Copy out all lines of the records in which the word "окончания" appears.
★ ★ ★ ★ ★ ★ ★
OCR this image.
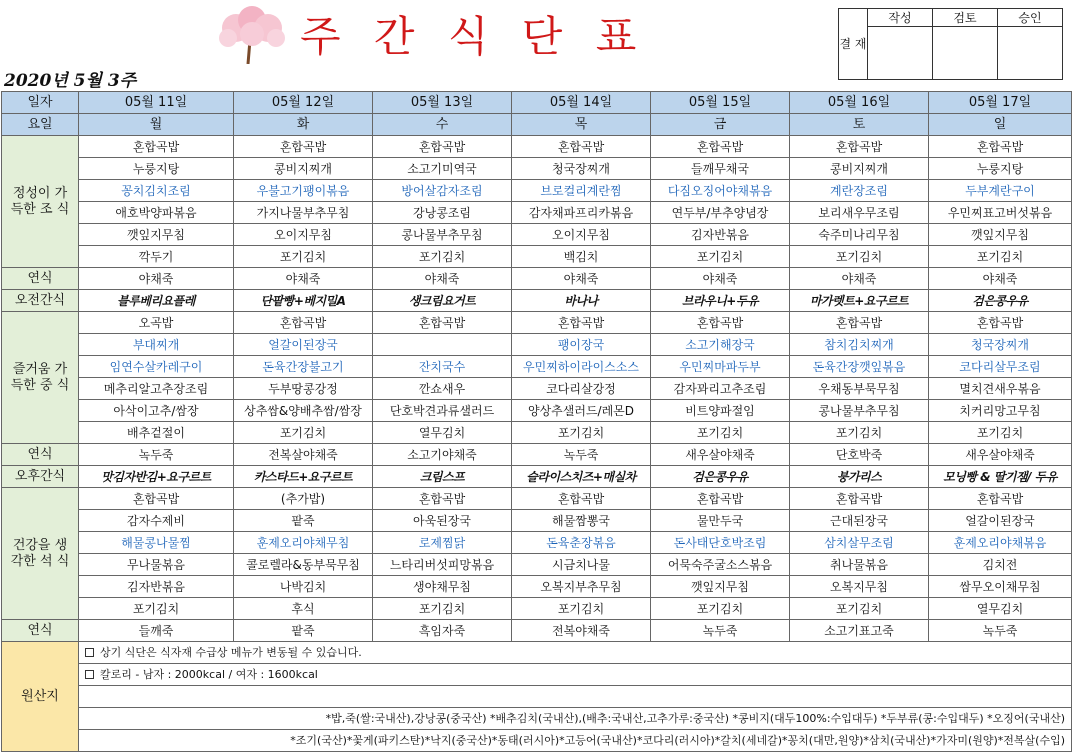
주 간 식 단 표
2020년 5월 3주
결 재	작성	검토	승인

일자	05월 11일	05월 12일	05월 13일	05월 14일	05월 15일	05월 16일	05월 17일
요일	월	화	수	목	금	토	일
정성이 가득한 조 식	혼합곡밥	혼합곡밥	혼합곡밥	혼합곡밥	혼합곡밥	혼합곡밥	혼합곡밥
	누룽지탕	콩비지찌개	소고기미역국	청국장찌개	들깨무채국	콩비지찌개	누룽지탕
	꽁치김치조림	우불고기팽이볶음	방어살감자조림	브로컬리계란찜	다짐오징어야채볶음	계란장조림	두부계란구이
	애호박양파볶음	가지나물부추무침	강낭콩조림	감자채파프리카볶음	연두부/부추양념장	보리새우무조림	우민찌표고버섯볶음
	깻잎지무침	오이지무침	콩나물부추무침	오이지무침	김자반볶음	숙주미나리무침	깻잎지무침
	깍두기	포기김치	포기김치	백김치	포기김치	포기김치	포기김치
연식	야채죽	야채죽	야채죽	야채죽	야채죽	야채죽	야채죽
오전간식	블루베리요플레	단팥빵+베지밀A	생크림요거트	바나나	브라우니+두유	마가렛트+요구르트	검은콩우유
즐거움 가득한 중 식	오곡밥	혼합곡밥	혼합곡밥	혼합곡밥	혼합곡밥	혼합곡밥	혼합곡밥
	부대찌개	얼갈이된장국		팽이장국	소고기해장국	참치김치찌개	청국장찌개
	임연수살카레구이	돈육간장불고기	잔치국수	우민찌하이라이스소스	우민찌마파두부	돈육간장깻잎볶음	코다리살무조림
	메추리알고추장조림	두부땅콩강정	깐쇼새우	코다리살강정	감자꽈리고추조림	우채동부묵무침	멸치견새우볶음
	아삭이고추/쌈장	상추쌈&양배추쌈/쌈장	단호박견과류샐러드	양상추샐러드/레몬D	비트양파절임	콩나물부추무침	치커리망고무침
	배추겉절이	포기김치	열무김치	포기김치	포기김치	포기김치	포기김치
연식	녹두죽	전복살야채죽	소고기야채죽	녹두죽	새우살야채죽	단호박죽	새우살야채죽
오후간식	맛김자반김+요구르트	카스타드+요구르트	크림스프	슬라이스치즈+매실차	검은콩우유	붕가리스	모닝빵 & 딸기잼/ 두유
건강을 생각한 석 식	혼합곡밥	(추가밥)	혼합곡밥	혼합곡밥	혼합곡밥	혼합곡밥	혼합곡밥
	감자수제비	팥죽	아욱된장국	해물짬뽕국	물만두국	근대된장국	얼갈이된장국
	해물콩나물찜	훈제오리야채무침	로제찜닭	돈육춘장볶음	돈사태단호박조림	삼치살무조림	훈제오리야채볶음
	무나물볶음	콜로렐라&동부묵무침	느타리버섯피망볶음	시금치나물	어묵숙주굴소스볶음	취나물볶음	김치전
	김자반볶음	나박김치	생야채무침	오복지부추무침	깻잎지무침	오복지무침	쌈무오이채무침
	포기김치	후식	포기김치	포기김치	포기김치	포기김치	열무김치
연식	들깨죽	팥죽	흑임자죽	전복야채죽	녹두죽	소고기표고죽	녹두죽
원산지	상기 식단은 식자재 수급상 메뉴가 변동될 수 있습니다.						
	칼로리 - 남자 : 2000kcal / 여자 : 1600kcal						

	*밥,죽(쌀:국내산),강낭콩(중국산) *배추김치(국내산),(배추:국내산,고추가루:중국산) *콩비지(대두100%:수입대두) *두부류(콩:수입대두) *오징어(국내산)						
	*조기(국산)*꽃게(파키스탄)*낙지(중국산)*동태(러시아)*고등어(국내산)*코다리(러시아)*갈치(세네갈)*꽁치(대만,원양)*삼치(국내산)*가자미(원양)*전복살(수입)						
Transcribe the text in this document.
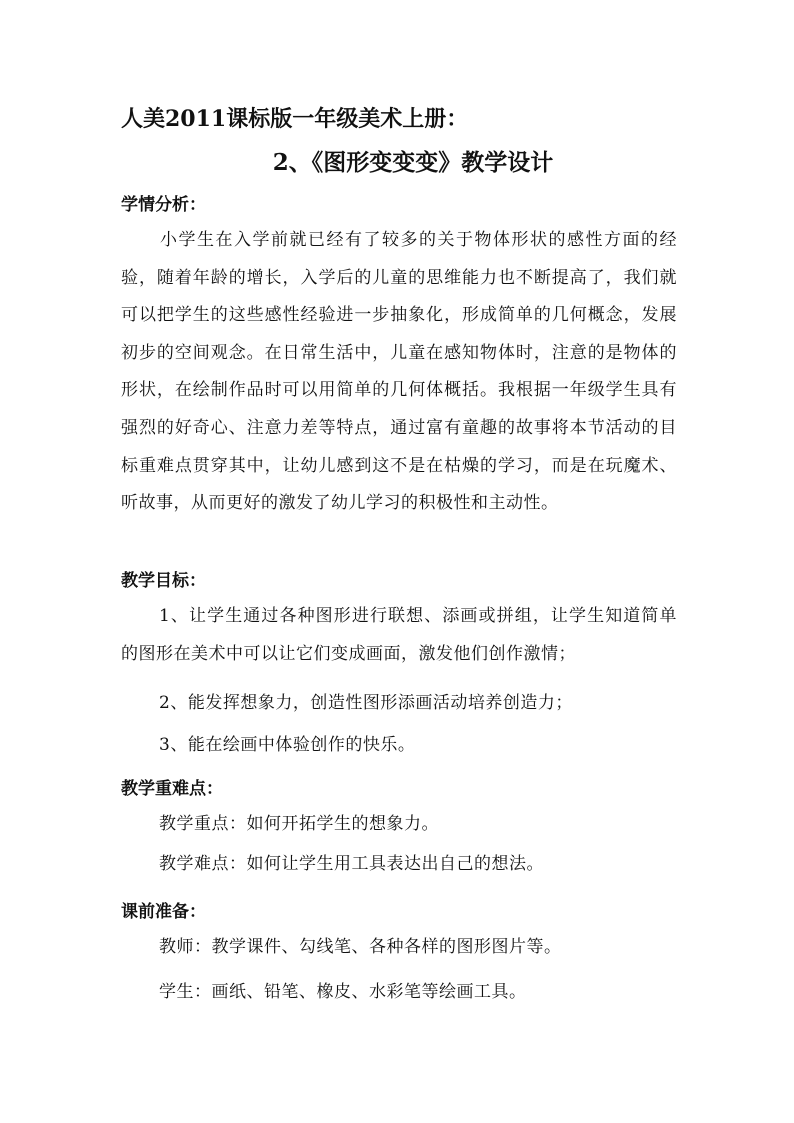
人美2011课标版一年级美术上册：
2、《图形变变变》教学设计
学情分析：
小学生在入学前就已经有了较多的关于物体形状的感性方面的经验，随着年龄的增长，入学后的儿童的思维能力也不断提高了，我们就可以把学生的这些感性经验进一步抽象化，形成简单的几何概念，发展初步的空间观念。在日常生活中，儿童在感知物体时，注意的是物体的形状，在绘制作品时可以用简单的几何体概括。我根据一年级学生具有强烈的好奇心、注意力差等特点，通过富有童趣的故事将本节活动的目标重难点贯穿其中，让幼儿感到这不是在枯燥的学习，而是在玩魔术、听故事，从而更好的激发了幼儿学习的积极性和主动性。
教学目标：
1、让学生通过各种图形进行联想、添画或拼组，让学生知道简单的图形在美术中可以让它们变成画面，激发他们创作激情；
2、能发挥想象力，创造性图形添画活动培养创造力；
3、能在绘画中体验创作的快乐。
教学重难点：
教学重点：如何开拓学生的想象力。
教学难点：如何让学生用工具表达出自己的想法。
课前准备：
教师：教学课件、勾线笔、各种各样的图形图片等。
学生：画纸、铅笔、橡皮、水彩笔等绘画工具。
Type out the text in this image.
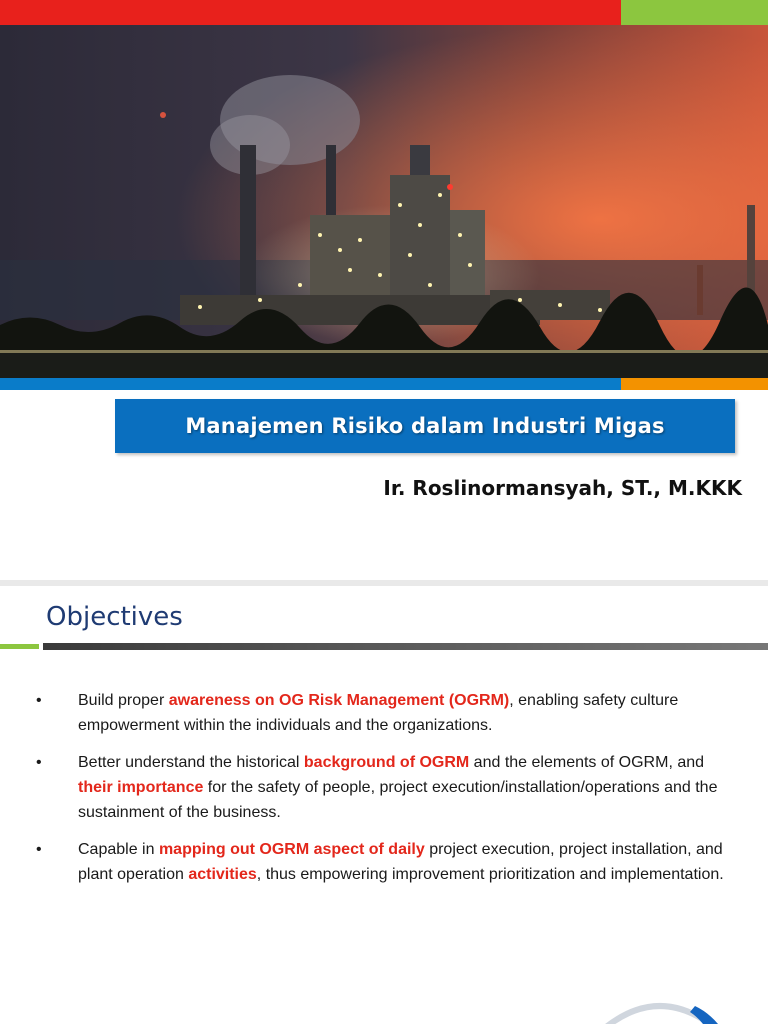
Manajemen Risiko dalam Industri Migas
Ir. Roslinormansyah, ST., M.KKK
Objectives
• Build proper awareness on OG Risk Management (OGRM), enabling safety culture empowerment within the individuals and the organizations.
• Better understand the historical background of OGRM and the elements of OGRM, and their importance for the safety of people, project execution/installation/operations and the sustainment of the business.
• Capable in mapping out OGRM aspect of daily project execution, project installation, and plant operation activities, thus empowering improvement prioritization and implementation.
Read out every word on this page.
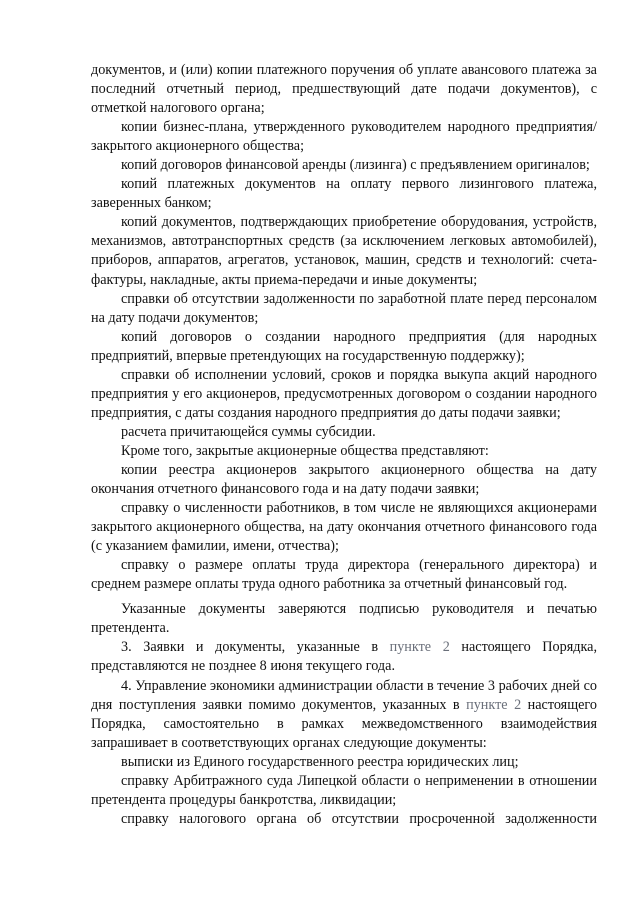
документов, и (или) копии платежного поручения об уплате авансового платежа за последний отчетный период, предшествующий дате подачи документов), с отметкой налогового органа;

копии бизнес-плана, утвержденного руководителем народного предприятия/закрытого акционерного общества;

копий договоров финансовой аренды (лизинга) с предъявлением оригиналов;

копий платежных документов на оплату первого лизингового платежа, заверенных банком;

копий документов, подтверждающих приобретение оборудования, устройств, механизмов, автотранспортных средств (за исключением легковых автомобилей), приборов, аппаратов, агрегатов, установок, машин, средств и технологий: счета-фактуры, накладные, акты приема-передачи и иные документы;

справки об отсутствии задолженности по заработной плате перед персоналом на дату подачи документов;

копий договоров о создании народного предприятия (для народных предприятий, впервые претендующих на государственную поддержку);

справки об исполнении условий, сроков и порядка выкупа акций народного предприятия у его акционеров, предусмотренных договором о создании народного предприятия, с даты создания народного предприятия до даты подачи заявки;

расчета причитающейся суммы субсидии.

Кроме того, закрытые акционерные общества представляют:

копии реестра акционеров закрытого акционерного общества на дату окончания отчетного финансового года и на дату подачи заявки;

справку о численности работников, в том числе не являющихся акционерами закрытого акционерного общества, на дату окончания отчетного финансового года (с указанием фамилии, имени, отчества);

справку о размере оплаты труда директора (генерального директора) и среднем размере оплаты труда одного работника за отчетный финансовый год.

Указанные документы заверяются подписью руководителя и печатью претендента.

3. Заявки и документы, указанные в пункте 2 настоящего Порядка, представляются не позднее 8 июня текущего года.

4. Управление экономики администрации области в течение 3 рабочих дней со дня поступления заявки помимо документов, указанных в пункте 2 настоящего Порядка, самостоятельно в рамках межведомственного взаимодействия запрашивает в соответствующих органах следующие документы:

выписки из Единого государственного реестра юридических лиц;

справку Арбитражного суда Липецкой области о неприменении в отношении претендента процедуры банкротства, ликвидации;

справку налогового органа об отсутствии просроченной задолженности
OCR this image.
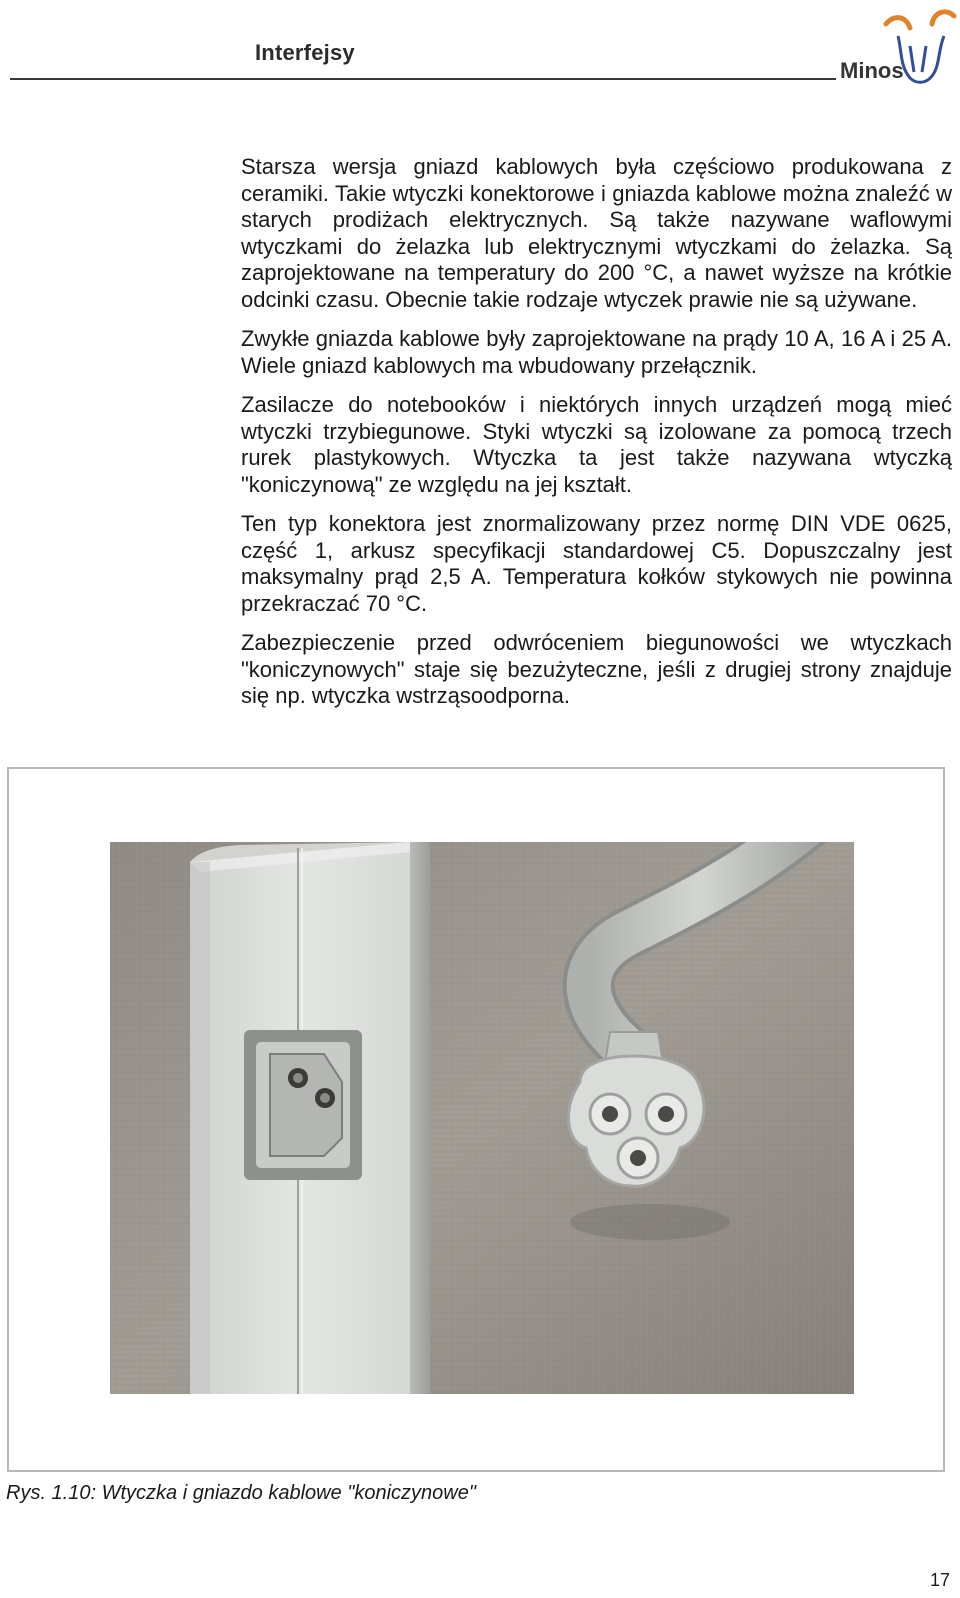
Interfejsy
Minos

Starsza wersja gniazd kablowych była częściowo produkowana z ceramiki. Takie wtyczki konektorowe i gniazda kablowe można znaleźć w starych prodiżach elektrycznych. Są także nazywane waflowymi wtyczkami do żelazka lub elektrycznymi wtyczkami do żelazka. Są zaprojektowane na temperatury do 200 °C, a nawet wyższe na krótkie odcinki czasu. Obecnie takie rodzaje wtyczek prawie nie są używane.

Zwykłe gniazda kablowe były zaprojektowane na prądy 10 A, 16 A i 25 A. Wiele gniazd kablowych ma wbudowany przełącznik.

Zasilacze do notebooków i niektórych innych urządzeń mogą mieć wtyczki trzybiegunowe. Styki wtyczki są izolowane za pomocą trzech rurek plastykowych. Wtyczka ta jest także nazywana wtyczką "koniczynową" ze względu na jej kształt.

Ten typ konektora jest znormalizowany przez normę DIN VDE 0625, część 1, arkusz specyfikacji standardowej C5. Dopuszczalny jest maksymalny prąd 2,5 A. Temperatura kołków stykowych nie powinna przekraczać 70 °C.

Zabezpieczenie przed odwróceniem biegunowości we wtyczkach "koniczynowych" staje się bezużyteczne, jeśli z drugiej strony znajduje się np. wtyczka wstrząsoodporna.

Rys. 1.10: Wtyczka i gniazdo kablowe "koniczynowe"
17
★ ★ ★ ★ ★ ★ ★
__Written reply__:
копии реестра акционеров закрытого акционерного общества на дату окончания отчетного финансового года и на дату подачи заявки;
справку о численности работников, в том числе не являющихся акционерами закрытого акционерного общества, на дату окончания отчетного финансового года (с указанием фамилии, имени, отчества);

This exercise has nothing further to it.